> **Problem to work on**:
Gather all lines from the material that contain "Белорусская".

-- start Exercise inputs --

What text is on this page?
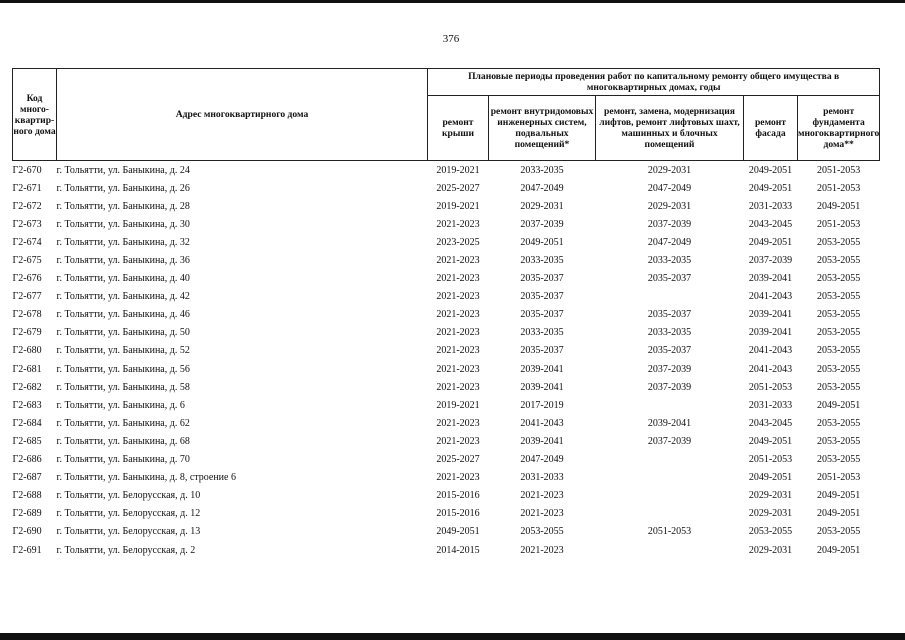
376
Код много-квартир-ного дома	Адрес многоквартирного дома	Плановые периоды проведения работ по капитальному ремонту общего имущества в многоквартирных домах, годы				
		ремонт крыши	ремонт внутридомовых инженерных систем, подвальных помещений*	ремонт, замена, модернизация лифтов, ремонт лифтовых шахт, машинных и блочных помещений	ремонт фасада	ремонт фундамента многоквартирного дома**
Г2-670	г. Тольятти, ул. Баныкина, д. 24	2019-2021	2033-2035	2029-2031	2049-2051	2051-2053
Г2-671	г. Тольятти, ул. Баныкина, д. 26	2025-2027	2047-2049	2047-2049	2049-2051	2051-2053
Г2-672	г. Тольятти, ул. Баныкина, д. 28	2019-2021	2029-2031	2029-2031	2031-2033	2049-2051
Г2-673	г. Тольятти, ул. Баныкина, д. 30	2021-2023	2037-2039	2037-2039	2043-2045	2051-2053
Г2-674	г. Тольятти, ул. Баныкина, д. 32	2023-2025	2049-2051	2047-2049	2049-2051	2053-2055
Г2-675	г. Тольятти, ул. Баныкина, д. 36	2021-2023	2033-2035	2033-2035	2037-2039	2053-2055
Г2-676	г. Тольятти, ул. Баныкина, д. 40	2021-2023	2035-2037	2035-2037	2039-2041	2053-2055
Г2-677	г. Тольятти, ул. Баныкина, д. 42	2021-2023	2035-2037		2041-2043	2053-2055
Г2-678	г. Тольятти, ул. Баныкина, д. 46	2021-2023	2035-2037	2035-2037	2039-2041	2053-2055
Г2-679	г. Тольятти, ул. Баныкина, д. 50	2021-2023	2033-2035	2033-2035	2039-2041	2053-2055
Г2-680	г. Тольятти, ул. Баныкина, д. 52	2021-2023	2035-2037	2035-2037	2041-2043	2053-2055
Г2-681	г. Тольятти, ул. Баныкина, д. 56	2021-2023	2039-2041	2037-2039	2041-2043	2053-2055
Г2-682	г. Тольятти, ул. Баныкина, д. 58	2021-2023	2039-2041	2037-2039	2051-2053	2053-2055
Г2-683	г. Тольятти, ул. Баныкина, д. 6	2019-2021	2017-2019		2031-2033	2049-2051
Г2-684	г. Тольятти, ул. Баныкина, д. 62	2021-2023	2041-2043	2039-2041	2043-2045	2053-2055
Г2-685	г. Тольятти, ул. Баныкина, д. 68	2021-2023	2039-2041	2037-2039	2049-2051	2053-2055
Г2-686	г. Тольятти, ул. Баныкина, д. 70	2025-2027	2047-2049		2051-2053	2053-2055
Г2-687	г. Тольятти, ул. Баныкина, д. 8, строение 6	2021-2023	2031-2033		2049-2051	2051-2053
Г2-688	г. Тольятти, ул. Белорусская, д. 10	2015-2016	2021-2023		2029-2031	2049-2051
Г2-689	г. Тольятти, ул. Белорусская, д. 12	2015-2016	2021-2023		2029-2031	2049-2051
Г2-690	г. Тольятти, ул. Белорусская, д. 13	2049-2051	2053-2055	2051-2053	2053-2055	2053-2055
Г2-691	г. Тольятти, ул. Белорусская, д. 2	2014-2015	2021-2023		2029-2031	2049-2051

-- end Exercise inputs --

> **Reply**:
Г2-688	г. Тольятти, ул. Белорусская, д. 10	2015-2016	2021-2023		2029-2031	2049-2051
Г2-689	г. Тольятти, ул. Белорусская, д. 12	2015-2016	2021-2023		2029-2031	2049-2051
Г2-690	г. Тольятти, ул. Белорусская, д. 13	2049-2051	2053-2055	2051-2053	2053-2055	2053-2055
Г2-691	г. Тольятти, ул. Белорусская, д. 2	2014-2015	2021-2023		2029-2031	2049-2051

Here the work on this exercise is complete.